[Dataset records]

# # # # # # #

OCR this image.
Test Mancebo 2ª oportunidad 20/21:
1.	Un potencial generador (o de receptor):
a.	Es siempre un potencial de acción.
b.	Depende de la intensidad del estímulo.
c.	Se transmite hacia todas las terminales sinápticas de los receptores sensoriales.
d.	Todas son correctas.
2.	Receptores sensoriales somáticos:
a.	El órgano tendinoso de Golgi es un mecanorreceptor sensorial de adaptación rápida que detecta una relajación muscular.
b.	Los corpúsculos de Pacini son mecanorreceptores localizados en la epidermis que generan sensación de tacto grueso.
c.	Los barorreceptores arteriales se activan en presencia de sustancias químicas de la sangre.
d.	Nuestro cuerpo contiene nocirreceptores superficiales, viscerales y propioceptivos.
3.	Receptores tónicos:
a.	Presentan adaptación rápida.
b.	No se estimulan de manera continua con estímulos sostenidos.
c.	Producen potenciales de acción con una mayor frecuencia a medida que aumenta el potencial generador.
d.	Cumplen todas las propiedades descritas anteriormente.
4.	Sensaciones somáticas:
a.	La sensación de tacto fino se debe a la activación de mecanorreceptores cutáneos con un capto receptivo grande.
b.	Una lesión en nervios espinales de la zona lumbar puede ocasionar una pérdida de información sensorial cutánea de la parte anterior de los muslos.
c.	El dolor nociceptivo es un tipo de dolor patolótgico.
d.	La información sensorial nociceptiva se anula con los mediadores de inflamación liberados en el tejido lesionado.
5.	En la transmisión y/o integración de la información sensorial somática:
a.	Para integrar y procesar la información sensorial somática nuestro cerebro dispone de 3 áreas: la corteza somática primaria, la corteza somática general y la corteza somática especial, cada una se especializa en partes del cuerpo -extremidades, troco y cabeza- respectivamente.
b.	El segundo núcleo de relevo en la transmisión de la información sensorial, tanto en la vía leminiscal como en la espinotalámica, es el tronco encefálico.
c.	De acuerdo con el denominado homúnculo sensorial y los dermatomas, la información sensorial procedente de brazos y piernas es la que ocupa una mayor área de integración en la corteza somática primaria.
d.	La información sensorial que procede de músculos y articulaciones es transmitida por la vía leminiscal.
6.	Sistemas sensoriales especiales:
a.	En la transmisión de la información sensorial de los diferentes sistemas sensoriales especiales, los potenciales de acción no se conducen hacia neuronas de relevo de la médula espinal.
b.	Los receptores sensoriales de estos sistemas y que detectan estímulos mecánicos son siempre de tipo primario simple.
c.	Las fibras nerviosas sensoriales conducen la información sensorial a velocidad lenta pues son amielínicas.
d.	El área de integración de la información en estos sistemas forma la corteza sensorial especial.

# # # # # # #

__Problem to solve__
State how many lines of the listing above include the word "leminiscal". Give nothing but the number.

__Expected output__
2